--- DATA SUPPLIED ---
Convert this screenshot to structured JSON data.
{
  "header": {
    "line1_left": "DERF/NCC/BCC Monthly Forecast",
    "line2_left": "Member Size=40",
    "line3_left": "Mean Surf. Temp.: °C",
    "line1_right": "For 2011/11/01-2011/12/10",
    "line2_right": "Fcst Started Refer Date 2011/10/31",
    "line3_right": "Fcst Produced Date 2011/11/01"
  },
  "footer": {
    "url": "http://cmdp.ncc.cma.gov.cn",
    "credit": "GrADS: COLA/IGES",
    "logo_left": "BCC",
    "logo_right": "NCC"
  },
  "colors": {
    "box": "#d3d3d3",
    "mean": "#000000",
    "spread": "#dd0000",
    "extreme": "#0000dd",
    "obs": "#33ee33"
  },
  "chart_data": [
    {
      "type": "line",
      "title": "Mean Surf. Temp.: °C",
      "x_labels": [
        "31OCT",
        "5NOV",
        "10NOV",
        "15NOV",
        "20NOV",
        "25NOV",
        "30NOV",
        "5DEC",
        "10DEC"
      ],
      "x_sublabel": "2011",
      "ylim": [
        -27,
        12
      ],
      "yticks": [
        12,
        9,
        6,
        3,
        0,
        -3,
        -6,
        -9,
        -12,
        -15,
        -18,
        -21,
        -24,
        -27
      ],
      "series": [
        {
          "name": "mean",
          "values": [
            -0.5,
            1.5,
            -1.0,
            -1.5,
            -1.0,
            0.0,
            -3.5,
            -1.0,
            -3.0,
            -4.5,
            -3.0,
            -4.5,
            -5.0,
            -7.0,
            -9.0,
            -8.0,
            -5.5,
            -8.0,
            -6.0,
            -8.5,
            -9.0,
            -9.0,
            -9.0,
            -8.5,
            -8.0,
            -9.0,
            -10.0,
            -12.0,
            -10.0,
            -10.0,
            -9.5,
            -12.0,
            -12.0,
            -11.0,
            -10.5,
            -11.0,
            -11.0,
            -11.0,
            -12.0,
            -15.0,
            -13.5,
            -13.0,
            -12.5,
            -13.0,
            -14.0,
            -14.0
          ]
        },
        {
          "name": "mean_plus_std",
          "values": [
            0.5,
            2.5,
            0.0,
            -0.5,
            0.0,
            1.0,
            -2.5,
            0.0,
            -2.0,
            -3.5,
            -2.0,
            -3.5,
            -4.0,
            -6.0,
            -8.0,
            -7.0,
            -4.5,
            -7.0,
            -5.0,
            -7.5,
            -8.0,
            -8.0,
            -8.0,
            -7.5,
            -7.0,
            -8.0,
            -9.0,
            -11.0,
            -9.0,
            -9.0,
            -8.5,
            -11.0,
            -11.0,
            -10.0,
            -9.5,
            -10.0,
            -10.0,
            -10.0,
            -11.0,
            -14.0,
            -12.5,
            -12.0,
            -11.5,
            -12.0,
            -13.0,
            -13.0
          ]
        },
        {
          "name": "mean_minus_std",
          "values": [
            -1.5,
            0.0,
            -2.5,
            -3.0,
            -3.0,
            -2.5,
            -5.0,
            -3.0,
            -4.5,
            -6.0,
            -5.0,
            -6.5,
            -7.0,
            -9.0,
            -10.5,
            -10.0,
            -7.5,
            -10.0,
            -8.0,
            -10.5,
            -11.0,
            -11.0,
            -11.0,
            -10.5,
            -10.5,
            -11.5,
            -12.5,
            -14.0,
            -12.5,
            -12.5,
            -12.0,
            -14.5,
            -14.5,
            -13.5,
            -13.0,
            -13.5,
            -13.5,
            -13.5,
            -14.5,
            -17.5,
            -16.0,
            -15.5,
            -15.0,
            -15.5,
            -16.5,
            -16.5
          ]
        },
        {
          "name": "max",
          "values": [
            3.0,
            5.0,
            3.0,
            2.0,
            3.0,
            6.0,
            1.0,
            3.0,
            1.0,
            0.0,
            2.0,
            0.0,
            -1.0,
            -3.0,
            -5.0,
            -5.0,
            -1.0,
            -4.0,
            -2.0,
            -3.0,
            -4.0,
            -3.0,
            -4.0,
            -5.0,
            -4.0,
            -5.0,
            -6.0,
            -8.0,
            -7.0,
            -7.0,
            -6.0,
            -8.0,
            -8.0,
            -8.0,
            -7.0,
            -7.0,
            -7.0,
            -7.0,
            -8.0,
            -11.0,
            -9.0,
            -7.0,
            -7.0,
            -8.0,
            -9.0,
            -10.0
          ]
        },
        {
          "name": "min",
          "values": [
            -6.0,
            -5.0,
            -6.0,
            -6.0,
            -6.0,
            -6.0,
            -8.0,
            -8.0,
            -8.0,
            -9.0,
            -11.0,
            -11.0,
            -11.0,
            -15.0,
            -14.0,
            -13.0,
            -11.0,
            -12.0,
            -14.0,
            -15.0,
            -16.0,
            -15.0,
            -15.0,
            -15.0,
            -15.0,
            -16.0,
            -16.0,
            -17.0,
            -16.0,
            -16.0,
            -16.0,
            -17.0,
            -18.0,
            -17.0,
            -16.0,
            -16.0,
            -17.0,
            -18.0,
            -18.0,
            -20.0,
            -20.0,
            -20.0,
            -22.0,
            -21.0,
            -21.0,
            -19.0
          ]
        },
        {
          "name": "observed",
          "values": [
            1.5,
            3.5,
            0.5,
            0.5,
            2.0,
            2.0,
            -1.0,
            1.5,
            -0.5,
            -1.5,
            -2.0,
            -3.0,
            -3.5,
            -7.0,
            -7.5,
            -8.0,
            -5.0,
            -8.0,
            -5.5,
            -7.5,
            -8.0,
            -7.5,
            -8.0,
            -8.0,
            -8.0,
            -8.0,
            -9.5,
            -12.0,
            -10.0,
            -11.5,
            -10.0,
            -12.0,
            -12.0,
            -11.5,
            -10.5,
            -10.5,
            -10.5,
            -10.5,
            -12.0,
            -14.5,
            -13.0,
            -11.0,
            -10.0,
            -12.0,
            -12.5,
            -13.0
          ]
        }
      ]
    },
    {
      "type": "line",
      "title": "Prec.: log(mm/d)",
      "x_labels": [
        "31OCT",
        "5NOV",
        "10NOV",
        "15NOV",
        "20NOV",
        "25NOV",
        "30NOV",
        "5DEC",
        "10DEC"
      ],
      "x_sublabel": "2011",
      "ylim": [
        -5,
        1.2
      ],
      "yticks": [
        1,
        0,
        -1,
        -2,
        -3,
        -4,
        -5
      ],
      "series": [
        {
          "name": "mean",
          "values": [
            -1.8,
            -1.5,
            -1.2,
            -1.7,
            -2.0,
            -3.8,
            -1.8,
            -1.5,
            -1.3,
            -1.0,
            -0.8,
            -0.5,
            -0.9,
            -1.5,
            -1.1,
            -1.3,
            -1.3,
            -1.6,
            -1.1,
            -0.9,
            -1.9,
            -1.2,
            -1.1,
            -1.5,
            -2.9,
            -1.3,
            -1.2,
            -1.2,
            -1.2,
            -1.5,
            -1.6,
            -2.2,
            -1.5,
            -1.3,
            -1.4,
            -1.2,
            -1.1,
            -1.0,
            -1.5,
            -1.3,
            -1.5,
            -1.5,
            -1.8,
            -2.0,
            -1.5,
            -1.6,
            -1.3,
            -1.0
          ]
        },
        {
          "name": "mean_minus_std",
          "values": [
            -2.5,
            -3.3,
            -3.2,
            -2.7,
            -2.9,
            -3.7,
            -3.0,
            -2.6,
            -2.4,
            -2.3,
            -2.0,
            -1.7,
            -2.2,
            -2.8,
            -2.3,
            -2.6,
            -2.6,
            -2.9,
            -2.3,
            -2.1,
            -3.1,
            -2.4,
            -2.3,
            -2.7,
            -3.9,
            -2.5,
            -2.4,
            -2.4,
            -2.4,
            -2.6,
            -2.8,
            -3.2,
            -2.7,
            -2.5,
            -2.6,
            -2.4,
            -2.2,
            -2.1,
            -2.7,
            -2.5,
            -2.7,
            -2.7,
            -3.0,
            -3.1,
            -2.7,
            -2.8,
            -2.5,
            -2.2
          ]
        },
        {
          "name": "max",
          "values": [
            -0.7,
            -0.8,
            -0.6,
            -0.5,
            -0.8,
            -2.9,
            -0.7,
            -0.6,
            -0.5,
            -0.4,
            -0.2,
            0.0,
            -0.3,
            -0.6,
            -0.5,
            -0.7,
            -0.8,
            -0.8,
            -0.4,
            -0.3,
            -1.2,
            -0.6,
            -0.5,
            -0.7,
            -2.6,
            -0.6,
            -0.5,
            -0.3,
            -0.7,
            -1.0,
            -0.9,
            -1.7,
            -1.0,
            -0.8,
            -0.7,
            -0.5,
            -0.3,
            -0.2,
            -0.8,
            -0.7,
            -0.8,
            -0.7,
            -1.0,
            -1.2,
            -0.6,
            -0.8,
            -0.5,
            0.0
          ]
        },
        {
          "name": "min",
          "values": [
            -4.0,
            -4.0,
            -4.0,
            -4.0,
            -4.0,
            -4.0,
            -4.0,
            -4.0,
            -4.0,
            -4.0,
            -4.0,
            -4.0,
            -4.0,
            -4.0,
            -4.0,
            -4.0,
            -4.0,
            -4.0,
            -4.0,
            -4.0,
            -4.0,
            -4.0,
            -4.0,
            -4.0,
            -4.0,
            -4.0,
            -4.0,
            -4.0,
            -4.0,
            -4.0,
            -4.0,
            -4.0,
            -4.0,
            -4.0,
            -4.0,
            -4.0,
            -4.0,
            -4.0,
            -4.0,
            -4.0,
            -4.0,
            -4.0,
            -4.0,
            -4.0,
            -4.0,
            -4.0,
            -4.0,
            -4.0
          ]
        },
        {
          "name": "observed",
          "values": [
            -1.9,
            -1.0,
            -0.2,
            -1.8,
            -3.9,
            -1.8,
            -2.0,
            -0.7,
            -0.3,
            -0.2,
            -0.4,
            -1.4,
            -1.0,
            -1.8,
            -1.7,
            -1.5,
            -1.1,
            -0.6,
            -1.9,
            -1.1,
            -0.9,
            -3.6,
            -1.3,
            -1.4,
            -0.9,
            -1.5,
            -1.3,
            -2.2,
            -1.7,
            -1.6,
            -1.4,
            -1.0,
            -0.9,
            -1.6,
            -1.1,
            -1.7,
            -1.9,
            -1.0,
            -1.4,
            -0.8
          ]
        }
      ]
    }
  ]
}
---
- **GOAL**: Copy each line of the listing that holds the word "Fcst".

- **WRITTEN SOLUTION**:
    "line2_right": "Fcst Started Refer Date 2011/10/31",
    "line3_right": "Fcst Produced Date 2011/11/01"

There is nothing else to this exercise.